[Data entries]
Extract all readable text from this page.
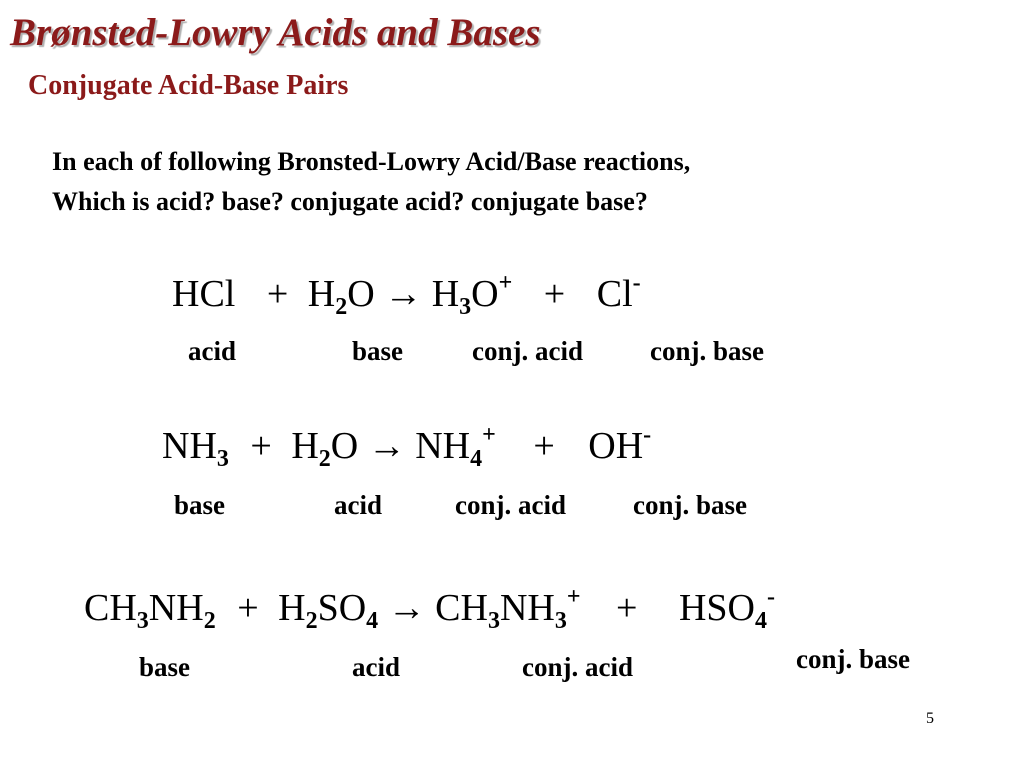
Brønsted-Lowry Acids and Bases
Conjugate Acid-Base Pairs
In each of following Bronsted-Lowry Acid/Base reactions,
Which is acid? base? conjugate acid? conjugate base?
HCl + $H_2O \to H_3O^+ + Cl^-$
acid	base	conj. acid conj. base
$NH_3 + H_2O \to NH_4^+ + OH^-$
base	acid	conj. acid conj. base
$CH_3NH_2 + H_2SO_4 \to CH_3NH_3^+ + HSO_4^-$
base	acid	conj. acid	conj. base
5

■ Written problem
Give back the whole listing as it stands, minus its pictures.

■ Task solution
Extract all readable text from this page.
Brønsted-Lowry Acids and Bases
Conjugate Acid-Base Pairs
In each of following Bronsted-Lowry Acid/Base reactions,
Which is acid? base? conjugate acid? conjugate base?
HCl + $H_2O \to H_3O^+ + Cl^-$
acid	base	conj. acid conj. base
$NH_3 + H_2O \to NH_4^+ + OH^-$
base	acid	conj. acid conj. base
$CH_3NH_2 + H_2SO_4 \to CH_3NH_3^+ + HSO_4^-$
base	acid	conj. acid	conj. base
5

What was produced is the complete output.